From the entries that follow, gather each line holding the word "Copyright".

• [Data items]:
++++++++++

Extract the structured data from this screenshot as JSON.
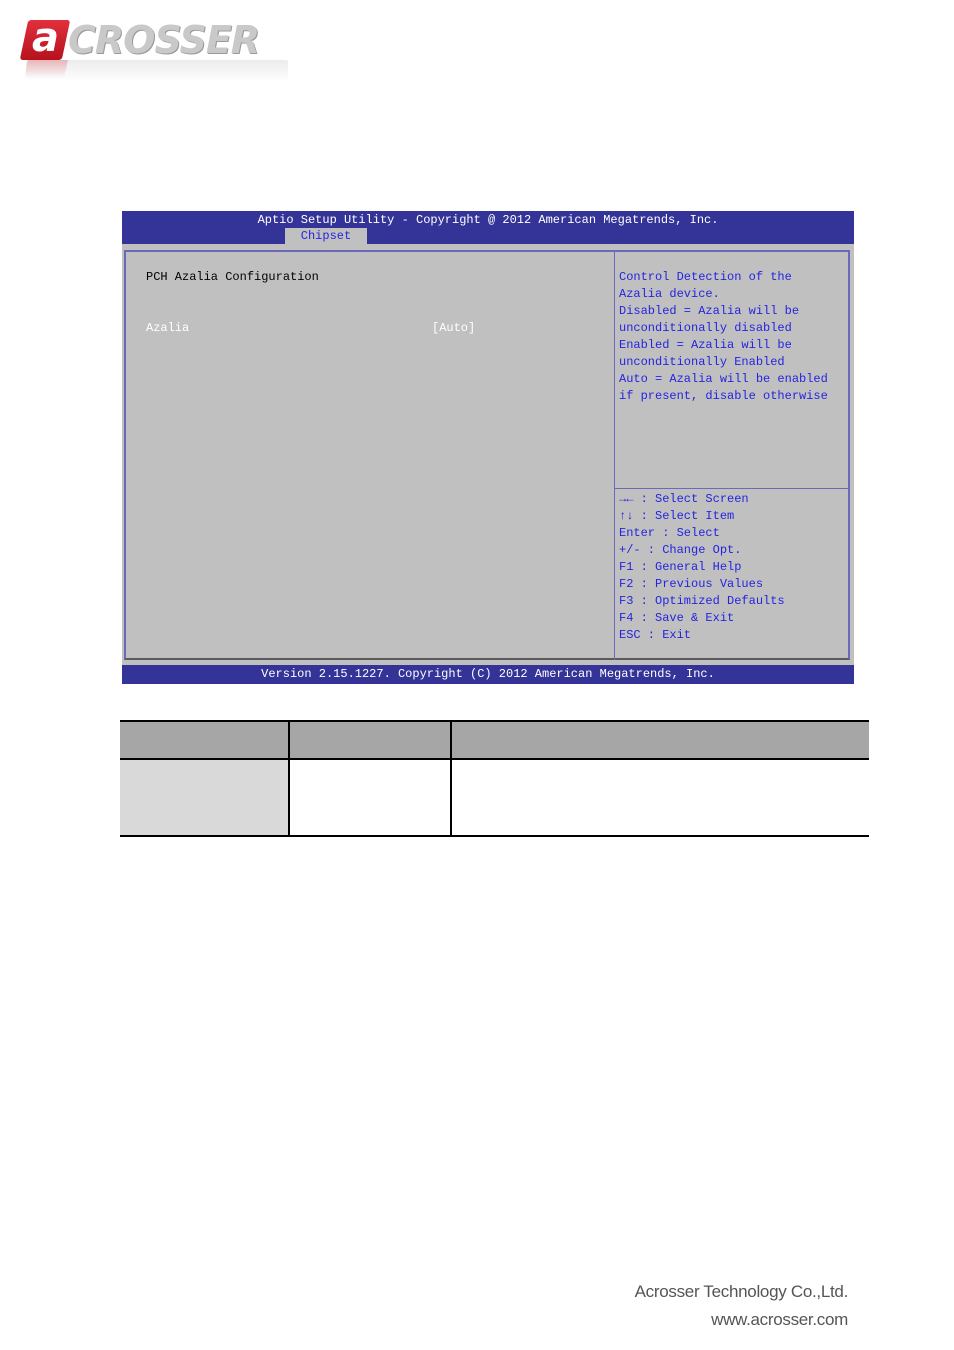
{
  "logo": {
    "mark_letter": "a",
    "wordmark": "CROSSER",
    "brand_color": "#c8102e"
  },
  "bios": {
    "title": "Aptio Setup Utility - Copyright @ 2012 American Megatrends, Inc.",
    "active_tab": "Chipset",
    "section_title": "PCH Azalia Configuration",
    "settings": [
      {
        "label": "Azalia",
        "value": "[Auto]"
      }
    ],
    "help_lines": [
      "Control Detection of the",
      "Azalia device.",
      "Disabled = Azalia will be",
      "unconditionally disabled",
      "Enabled = Azalia will be",
      "unconditionally Enabled",
      "Auto = Azalia will be enabled",
      "if present, disable otherwise"
    ],
    "key_help": [
      {
        "icon": "left-right-arrows-icon",
        "text": "→← : Select Screen"
      },
      {
        "icon": "up-down-arrows-icon",
        "text": "↑↓ : Select Item"
      },
      {
        "text": "Enter : Select"
      },
      {
        "text": "+/- : Change Opt."
      },
      {
        "text": "F1 : General Help"
      },
      {
        "text": "F2 : Previous Values"
      },
      {
        "text": "F3 : Optimized Defaults"
      },
      {
        "text": "F4 : Save & Exit"
      },
      {
        "text": "ESC : Exit"
      }
    ],
    "footer": "Version 2.15.1227. Copyright (C) 2012 American Megatrends, Inc.",
    "colors": {
      "bar": "#343398",
      "panel": "#c0c0c0",
      "help_text": "#2424e0",
      "tab_text": "#2424e0"
    }
  },
  "table": {
    "headers": [
      "",
      "",
      ""
    ],
    "rows": [
      [
        "",
        "",
        ""
      ]
    ]
  },
  "footer": {
    "company": "Acrosser Technology Co.,Ltd.",
    "website": "www.acrosser.com"
  }
}
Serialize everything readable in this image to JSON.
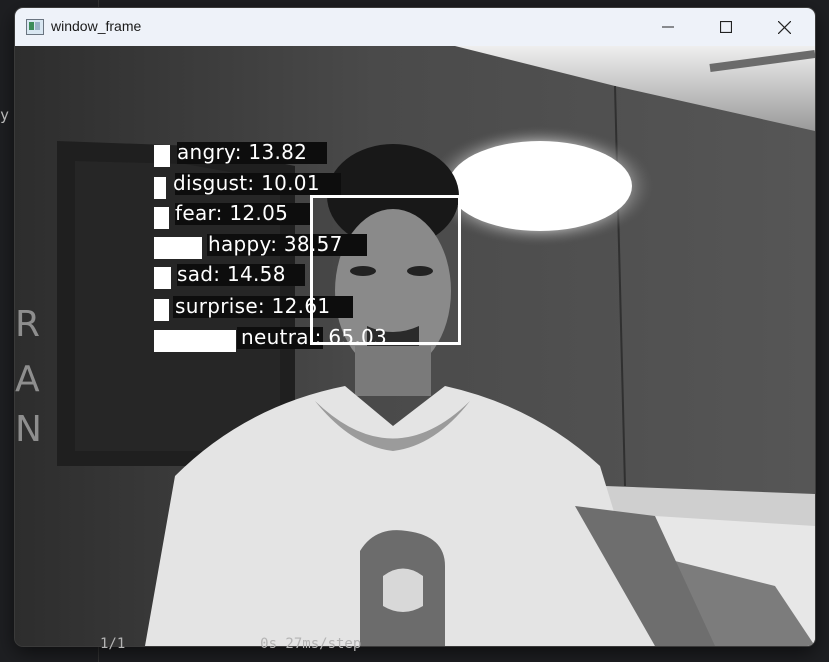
{
  "background": {
    "left_char": "y",
    "terminal_line": "1/1                0s 27ms/step"
  },
  "window": {
    "title": "window_frame",
    "icons": {
      "app": "app-icon",
      "minimize": "minimize-icon",
      "maximize": "maximize-icon",
      "close": "close-icon"
    }
  },
  "emotions": [
    {
      "label": "angry: 13.82",
      "score": 13.82
    },
    {
      "label": "disgust: 10.01",
      "score": 10.01
    },
    {
      "label": "fear: 12.05",
      "score": 12.05
    },
    {
      "label": "happy: 38.57",
      "score": 38.57
    },
    {
      "label": "sad: 14.58",
      "score": 14.58
    },
    {
      "label": "surprise: 12.61",
      "score": 12.61
    },
    {
      "label": "neutral: 65.03",
      "score": 65.03
    }
  ],
  "colors": {
    "titlebar": "#eef2f9",
    "bar": "#ffffff",
    "face_box": "#ffffff"
  }
}
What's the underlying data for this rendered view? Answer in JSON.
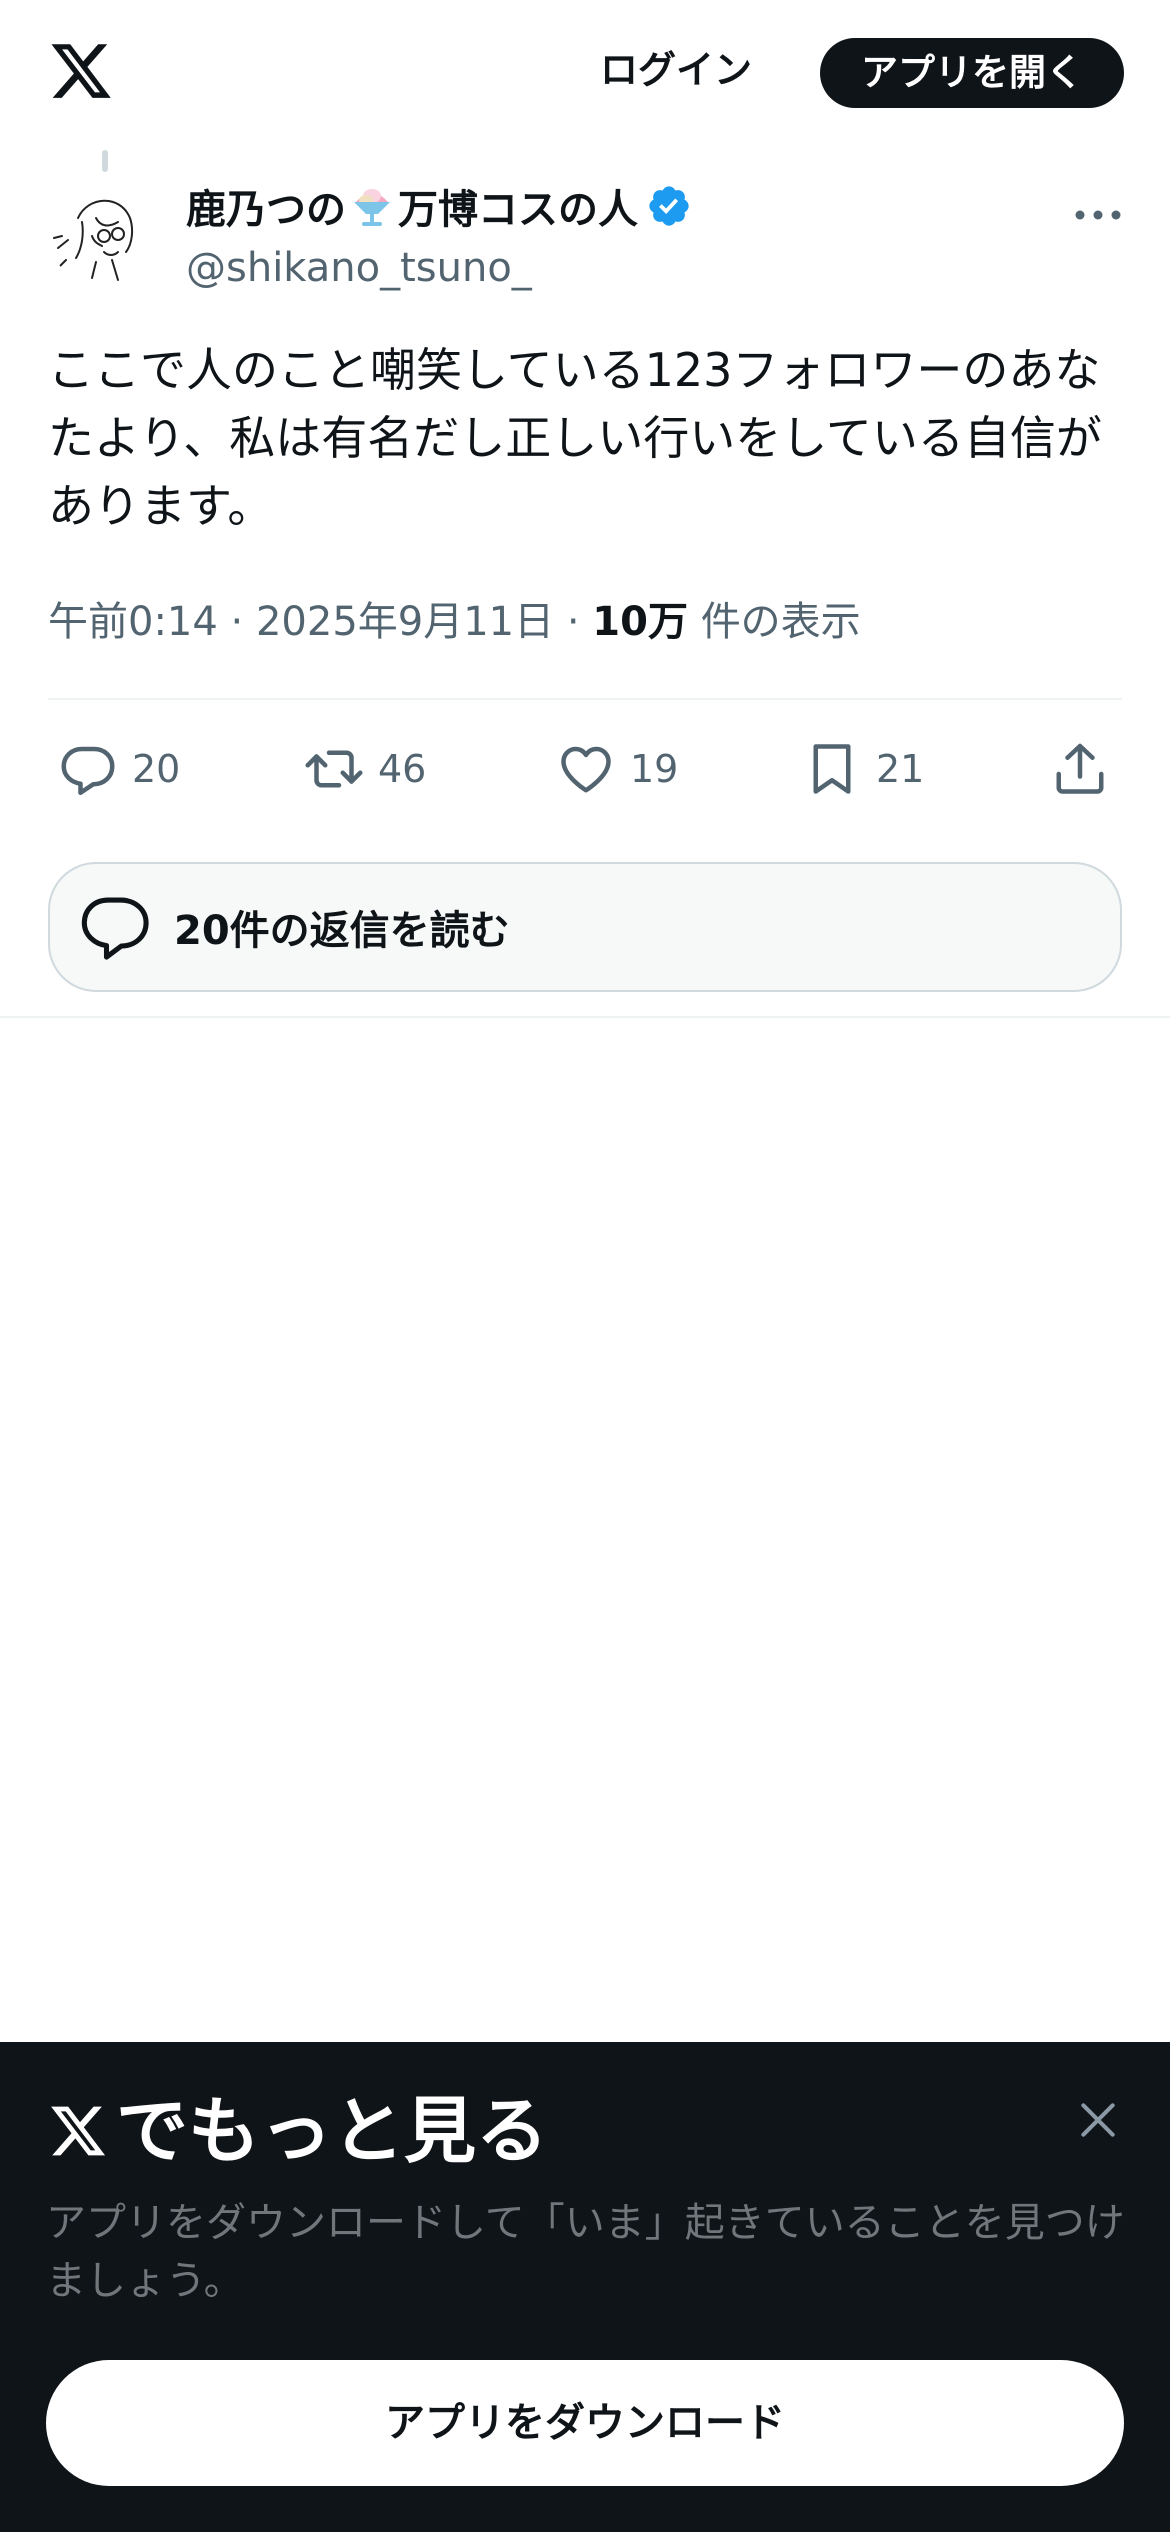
{
  "header": {
    "login_label": "ログイン",
    "open_app_label": "アプリを開く"
  },
  "tweet": {
    "display_name_part1": "鹿乃つの",
    "display_name_part2": "万博コスの人",
    "handle": "@shikano_tsuno_",
    "text": "ここで人のこと嘲笑している123フォロワーのあなたより、私は有名だし正しい行いをしている自信があります。",
    "time": "午前0:14",
    "separator": "·",
    "date": "2025年9月11日",
    "views_count": "10万",
    "views_label": "件の表示"
  },
  "actions": {
    "replies": "20",
    "reposts": "46",
    "likes": "19",
    "bookmarks": "21"
  },
  "read_replies_label": "20件の返信を読む",
  "bottom_sheet": {
    "title": "でもっと見る",
    "subtitle": "アプリをダウンロードして「いま」起きていることを見つけましょう。",
    "download_label": "アプリをダウンロード"
  },
  "colors": {
    "text_primary": "#0f1419",
    "text_secondary": "#536471",
    "verified_blue": "#1d9bf0",
    "sheet_background": "#0f1419"
  }
}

++++++++++

• [RESPONSE BELOW]:
    "title": "Aptio Setup Utility - Copyright @ 2012 American Megatrends, Inc.",
    "footer": "Version 2.15.1227. Copyright (C) 2012 American Megatrends, Inc.",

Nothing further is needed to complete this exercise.